_Set problem:_ Go through the material and tally the lines containing the string "JSON". Give the total alone.

_The data:_

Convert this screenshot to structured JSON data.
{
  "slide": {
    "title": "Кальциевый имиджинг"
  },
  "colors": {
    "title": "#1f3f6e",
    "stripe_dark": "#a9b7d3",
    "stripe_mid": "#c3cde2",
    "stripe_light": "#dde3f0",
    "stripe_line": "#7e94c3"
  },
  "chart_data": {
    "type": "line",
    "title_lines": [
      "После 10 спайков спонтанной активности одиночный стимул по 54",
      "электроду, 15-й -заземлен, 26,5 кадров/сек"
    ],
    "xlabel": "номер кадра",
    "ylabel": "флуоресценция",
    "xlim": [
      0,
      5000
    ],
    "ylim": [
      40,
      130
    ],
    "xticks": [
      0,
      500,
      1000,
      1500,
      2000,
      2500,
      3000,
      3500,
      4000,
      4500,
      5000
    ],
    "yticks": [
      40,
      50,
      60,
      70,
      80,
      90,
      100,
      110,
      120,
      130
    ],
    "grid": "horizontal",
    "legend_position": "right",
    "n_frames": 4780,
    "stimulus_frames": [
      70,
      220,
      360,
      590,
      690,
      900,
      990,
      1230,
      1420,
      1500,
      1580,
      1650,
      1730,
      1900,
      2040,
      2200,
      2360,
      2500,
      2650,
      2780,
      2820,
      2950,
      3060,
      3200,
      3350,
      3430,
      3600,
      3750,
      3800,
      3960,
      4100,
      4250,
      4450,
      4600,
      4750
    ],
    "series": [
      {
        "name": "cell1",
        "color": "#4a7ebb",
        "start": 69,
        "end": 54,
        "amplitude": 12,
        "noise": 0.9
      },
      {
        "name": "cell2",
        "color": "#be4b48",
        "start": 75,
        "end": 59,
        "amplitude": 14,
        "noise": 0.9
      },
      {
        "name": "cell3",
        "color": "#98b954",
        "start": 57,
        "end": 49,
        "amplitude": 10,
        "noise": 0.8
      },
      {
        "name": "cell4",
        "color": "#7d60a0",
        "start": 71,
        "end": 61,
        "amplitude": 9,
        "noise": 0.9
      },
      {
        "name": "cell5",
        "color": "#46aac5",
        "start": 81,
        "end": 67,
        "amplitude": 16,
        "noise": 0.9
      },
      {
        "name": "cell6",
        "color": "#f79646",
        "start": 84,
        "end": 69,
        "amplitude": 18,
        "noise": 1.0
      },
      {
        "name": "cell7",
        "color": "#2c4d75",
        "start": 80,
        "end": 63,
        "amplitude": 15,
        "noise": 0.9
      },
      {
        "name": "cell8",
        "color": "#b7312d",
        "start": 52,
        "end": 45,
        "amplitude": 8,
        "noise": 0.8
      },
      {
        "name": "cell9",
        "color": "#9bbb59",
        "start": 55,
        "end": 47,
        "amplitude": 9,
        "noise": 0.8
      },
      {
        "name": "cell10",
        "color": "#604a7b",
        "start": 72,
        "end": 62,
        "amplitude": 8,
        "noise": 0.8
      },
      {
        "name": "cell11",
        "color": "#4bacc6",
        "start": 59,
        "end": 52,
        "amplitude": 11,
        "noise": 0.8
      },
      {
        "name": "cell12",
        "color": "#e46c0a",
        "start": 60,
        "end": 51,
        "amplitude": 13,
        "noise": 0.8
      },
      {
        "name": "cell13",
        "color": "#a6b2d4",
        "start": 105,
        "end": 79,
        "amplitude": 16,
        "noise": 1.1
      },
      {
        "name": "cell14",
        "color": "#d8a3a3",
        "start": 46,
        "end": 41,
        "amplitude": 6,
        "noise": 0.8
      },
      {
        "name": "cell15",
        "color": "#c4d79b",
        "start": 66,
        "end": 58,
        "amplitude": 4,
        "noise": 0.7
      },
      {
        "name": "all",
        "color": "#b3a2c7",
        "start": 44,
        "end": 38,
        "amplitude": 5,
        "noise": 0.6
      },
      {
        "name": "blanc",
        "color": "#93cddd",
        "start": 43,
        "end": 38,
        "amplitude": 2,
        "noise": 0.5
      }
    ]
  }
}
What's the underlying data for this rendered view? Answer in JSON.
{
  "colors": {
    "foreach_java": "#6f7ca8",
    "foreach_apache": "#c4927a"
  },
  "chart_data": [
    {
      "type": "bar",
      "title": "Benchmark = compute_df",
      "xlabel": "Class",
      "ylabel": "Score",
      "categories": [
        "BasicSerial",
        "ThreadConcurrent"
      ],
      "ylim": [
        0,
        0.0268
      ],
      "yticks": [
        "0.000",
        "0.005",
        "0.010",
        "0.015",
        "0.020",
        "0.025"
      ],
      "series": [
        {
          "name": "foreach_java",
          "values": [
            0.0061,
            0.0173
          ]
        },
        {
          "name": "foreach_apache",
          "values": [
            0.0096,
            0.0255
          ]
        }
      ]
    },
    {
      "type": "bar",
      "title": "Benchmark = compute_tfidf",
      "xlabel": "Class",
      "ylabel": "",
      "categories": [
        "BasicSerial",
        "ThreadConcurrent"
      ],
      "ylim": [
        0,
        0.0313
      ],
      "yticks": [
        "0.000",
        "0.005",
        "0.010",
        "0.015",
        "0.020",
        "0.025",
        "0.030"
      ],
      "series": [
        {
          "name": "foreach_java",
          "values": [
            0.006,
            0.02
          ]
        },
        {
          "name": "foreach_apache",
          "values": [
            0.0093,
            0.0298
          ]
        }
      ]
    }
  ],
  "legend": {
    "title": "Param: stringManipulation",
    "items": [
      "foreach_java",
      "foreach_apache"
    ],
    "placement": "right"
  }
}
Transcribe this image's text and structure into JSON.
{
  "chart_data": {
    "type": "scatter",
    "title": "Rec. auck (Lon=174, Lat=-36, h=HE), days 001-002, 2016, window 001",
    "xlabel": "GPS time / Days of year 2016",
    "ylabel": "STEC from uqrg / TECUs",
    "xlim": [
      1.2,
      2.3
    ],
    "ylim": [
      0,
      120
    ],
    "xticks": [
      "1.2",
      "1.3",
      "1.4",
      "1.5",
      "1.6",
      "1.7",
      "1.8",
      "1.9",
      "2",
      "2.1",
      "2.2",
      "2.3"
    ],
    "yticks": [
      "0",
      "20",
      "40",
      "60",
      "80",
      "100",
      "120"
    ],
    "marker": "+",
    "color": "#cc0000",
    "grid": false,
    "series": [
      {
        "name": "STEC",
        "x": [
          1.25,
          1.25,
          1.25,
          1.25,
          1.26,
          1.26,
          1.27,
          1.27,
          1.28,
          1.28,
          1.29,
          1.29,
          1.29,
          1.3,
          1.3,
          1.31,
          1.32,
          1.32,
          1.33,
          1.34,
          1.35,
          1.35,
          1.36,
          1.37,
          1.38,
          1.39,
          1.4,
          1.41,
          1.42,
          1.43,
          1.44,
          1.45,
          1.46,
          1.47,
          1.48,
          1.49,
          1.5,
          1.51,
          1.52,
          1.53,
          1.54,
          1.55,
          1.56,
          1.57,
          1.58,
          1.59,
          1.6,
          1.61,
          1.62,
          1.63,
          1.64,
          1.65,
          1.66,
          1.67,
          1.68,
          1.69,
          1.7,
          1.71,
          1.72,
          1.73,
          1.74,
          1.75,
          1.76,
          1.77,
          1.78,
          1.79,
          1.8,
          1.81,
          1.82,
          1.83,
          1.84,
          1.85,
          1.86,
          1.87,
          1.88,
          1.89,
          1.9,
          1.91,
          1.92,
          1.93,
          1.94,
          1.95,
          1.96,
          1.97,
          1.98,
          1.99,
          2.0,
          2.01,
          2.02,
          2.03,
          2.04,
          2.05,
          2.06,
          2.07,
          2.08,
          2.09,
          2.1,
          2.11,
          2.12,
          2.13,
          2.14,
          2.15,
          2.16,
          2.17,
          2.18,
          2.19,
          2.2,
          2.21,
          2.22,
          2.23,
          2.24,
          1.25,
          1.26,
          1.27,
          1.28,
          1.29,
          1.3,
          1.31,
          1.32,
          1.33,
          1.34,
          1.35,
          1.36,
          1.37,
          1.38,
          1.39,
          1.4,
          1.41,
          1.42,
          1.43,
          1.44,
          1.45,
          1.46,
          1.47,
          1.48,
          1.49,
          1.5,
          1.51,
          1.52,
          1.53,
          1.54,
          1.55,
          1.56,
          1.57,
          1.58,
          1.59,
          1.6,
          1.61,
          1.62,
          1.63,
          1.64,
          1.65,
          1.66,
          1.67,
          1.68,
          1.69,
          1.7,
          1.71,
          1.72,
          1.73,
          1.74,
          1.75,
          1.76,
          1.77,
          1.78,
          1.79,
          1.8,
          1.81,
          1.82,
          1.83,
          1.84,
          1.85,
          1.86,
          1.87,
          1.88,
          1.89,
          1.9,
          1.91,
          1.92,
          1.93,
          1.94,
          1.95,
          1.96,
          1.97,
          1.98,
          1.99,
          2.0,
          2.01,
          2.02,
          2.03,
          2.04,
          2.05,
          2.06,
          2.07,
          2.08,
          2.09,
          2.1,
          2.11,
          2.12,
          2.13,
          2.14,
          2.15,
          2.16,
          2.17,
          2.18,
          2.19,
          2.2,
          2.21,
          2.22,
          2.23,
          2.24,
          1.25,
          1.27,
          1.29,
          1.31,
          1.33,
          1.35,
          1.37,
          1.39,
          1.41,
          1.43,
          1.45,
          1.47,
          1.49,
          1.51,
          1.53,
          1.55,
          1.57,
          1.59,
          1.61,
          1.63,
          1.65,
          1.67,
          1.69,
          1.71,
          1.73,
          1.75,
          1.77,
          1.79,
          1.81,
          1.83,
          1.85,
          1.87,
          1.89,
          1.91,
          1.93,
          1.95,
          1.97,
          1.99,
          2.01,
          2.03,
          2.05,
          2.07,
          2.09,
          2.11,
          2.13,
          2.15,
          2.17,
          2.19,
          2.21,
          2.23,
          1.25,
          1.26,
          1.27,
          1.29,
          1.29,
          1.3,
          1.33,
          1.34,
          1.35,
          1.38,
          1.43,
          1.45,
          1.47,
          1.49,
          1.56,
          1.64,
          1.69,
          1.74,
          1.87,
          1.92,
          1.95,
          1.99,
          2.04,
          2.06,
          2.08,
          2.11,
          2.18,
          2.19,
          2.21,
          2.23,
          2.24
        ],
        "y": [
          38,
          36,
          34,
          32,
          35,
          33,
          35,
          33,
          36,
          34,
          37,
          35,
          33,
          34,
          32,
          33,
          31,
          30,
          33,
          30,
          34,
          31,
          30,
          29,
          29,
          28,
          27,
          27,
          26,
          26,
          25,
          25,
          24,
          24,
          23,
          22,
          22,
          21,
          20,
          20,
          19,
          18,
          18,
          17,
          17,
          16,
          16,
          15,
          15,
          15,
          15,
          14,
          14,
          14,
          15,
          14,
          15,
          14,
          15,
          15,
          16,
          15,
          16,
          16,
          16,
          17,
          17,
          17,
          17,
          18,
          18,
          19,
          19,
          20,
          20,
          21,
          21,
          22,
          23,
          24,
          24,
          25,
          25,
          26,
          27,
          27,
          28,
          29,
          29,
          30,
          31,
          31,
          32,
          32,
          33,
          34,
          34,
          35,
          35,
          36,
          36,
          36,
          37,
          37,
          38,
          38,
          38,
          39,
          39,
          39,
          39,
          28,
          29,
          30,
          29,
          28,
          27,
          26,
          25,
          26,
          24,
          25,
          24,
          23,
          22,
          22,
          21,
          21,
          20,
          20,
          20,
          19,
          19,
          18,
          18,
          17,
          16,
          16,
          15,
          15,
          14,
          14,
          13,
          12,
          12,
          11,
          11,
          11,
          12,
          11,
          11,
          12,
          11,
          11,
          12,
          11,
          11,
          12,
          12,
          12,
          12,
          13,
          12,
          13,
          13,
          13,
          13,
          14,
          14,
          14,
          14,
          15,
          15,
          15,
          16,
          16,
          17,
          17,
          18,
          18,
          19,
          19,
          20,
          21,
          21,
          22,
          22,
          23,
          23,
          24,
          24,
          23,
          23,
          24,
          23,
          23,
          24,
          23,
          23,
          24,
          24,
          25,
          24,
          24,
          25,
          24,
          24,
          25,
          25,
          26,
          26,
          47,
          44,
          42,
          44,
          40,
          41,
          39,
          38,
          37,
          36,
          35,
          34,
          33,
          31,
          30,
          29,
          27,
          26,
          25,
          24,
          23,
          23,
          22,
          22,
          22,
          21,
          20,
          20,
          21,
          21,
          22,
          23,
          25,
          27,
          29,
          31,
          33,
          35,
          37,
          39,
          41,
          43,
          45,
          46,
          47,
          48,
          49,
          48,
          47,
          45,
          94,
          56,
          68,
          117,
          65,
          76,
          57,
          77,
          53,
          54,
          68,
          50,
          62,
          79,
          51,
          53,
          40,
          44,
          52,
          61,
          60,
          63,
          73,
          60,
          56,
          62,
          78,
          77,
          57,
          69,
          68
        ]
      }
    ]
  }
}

_Result below:_ 3